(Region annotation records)
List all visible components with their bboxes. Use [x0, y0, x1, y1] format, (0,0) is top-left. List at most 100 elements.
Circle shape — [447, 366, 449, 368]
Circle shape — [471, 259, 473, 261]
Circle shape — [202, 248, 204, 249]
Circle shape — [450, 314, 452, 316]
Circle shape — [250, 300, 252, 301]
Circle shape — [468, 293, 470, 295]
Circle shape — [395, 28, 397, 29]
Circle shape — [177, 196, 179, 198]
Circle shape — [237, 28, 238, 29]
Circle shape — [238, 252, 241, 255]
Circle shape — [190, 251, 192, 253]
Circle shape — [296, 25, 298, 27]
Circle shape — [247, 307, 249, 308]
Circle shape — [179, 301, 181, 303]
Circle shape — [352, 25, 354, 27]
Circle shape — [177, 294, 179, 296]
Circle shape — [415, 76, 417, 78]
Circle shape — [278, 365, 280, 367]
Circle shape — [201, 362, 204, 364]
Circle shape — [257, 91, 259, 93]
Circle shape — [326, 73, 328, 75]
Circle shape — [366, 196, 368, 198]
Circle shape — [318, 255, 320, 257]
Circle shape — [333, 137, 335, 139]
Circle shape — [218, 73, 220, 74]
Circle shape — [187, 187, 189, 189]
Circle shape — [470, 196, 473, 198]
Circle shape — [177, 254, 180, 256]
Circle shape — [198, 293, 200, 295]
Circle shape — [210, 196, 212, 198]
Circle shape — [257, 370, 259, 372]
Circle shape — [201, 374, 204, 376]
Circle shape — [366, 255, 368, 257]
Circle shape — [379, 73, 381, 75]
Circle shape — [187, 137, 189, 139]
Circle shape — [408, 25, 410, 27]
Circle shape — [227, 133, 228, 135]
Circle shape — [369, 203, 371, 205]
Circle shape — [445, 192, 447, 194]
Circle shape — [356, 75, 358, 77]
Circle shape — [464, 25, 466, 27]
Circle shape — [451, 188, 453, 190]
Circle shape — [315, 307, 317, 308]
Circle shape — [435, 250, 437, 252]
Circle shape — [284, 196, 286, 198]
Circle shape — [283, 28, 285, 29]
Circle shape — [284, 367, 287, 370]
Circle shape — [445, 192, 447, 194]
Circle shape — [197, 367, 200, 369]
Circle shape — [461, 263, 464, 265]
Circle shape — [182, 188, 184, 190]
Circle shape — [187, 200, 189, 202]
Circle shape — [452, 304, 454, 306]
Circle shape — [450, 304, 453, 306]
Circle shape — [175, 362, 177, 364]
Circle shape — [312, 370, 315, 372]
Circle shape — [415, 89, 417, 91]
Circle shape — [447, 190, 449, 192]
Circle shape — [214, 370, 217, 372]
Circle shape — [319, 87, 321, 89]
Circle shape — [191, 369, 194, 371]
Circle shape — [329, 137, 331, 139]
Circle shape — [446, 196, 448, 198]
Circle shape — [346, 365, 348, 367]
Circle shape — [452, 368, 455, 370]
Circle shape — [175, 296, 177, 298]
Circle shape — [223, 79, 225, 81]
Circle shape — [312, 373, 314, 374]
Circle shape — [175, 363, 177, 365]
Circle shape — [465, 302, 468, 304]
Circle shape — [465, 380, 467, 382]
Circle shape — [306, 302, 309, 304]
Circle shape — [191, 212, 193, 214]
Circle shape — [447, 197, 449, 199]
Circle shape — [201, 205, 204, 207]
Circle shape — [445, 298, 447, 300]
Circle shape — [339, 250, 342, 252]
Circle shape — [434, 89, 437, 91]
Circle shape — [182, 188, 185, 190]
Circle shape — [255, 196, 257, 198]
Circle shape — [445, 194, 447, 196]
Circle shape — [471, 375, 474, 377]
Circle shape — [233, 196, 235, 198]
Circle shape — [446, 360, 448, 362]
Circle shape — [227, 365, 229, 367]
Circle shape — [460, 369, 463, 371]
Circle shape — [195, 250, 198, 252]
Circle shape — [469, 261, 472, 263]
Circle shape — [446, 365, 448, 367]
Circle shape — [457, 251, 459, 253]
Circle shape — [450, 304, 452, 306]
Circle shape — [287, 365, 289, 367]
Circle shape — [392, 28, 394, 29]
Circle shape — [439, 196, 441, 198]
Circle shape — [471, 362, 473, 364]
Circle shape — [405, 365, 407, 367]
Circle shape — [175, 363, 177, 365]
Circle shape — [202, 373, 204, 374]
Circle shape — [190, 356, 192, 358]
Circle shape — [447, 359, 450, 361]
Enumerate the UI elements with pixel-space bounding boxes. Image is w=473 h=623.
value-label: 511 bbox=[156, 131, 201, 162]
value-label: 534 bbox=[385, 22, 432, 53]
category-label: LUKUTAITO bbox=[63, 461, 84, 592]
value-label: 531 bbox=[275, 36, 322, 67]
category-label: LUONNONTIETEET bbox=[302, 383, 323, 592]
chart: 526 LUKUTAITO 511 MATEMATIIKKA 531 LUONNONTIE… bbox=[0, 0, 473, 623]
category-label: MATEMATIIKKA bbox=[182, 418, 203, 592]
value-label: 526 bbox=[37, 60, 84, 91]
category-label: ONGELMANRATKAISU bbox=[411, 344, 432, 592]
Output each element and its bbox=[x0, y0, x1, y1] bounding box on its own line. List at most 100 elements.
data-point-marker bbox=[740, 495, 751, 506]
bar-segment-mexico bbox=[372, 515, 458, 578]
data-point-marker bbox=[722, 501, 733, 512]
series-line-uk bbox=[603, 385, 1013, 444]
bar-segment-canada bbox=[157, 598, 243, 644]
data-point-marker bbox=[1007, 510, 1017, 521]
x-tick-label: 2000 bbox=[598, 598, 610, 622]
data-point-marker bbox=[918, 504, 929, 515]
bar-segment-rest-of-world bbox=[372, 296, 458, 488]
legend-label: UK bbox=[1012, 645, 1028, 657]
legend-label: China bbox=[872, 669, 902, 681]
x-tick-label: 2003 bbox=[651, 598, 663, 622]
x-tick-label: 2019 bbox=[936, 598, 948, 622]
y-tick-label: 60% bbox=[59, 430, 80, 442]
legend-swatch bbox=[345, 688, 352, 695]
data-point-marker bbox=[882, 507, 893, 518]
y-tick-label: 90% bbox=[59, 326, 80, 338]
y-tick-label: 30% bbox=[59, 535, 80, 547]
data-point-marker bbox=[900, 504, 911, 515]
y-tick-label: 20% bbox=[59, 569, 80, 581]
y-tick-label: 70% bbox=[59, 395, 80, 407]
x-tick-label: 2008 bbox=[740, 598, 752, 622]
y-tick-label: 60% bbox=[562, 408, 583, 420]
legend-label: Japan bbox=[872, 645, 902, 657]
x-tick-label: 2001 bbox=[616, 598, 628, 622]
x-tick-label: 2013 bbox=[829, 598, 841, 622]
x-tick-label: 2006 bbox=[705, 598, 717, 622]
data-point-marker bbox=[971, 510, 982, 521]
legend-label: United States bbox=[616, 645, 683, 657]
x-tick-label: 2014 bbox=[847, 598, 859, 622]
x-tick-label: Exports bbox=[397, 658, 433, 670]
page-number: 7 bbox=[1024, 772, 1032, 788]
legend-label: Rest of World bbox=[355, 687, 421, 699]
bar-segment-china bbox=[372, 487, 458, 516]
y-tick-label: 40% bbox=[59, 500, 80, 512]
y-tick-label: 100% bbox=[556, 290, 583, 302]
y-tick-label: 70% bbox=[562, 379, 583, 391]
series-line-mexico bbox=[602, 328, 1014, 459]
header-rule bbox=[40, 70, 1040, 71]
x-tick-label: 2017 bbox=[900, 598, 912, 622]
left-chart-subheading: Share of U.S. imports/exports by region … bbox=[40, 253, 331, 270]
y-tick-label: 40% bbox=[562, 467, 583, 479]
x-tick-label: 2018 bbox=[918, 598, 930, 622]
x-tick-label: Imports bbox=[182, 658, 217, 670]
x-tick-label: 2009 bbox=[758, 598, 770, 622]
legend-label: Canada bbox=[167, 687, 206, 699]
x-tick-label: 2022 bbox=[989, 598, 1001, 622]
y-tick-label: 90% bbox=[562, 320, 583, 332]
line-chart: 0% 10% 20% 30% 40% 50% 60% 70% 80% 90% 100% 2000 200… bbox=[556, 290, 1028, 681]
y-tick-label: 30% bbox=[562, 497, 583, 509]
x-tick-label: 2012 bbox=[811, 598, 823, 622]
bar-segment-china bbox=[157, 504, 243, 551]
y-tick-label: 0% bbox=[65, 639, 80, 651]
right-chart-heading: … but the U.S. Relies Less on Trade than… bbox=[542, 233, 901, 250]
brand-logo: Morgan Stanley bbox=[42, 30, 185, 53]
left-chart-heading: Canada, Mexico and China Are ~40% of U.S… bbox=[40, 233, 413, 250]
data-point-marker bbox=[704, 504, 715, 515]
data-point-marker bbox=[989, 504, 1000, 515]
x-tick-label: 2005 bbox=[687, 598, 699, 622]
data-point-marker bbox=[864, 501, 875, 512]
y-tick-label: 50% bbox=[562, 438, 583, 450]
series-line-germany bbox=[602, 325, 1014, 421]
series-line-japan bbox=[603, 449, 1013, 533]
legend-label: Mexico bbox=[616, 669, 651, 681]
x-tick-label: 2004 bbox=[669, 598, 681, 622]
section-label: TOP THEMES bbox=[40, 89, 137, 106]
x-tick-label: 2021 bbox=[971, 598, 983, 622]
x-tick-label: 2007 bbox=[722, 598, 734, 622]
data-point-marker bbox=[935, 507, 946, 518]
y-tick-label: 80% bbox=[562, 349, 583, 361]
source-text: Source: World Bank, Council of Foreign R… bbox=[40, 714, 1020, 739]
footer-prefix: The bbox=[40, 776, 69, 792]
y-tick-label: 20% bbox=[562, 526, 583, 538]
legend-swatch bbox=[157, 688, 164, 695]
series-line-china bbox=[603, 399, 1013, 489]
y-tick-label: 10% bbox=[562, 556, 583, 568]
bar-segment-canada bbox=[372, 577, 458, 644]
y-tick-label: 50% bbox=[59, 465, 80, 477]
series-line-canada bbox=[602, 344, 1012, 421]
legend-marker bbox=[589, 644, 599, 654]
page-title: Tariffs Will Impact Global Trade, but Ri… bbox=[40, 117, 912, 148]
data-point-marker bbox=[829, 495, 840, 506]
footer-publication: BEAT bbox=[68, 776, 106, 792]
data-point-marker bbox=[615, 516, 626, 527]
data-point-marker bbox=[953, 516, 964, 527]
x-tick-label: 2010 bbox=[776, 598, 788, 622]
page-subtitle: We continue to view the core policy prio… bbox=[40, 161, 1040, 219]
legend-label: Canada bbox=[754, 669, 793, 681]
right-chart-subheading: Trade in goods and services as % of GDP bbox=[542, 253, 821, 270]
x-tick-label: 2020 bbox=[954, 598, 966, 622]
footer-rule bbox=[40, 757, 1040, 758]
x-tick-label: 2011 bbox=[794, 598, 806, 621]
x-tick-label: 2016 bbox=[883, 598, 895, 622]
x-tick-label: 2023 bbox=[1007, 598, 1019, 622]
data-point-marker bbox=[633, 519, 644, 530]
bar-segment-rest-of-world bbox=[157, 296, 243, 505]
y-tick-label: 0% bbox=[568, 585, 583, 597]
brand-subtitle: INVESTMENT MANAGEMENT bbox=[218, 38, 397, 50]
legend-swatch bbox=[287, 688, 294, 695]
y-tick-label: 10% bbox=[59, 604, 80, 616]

Problem statement: Copy the lines word for word, from the first line through the line that contains "Circle shape — [187, 187, 189, 189]", including both of those lines.

Finished answer:
List all visible components with their bboxes. Use [x0, y0, x1, y1] format, (0,0) is top-left. List at most 100 elements.
Circle shape — [447, 366, 449, 368]
Circle shape — [471, 259, 473, 261]
Circle shape — [202, 248, 204, 249]
Circle shape — [450, 314, 452, 316]
Circle shape — [250, 300, 252, 301]
Circle shape — [468, 293, 470, 295]
Circle shape — [395, 28, 397, 29]
Circle shape — [177, 196, 179, 198]
Circle shape — [237, 28, 238, 29]
Circle shape — [238, 252, 241, 255]
Circle shape — [190, 251, 192, 253]
Circle shape — [296, 25, 298, 27]
Circle shape — [247, 307, 249, 308]
Circle shape — [179, 301, 181, 303]
Circle shape — [352, 25, 354, 27]
Circle shape — [177, 294, 179, 296]
Circle shape — [415, 76, 417, 78]
Circle shape — [278, 365, 280, 367]
Circle shape — [201, 362, 204, 364]
Circle shape — [257, 91, 259, 93]
Circle shape — [326, 73, 328, 75]
Circle shape — [366, 196, 368, 198]
Circle shape — [318, 255, 320, 257]
Circle shape — [333, 137, 335, 139]
Circle shape — [218, 73, 220, 74]
Circle shape — [187, 187, 189, 189]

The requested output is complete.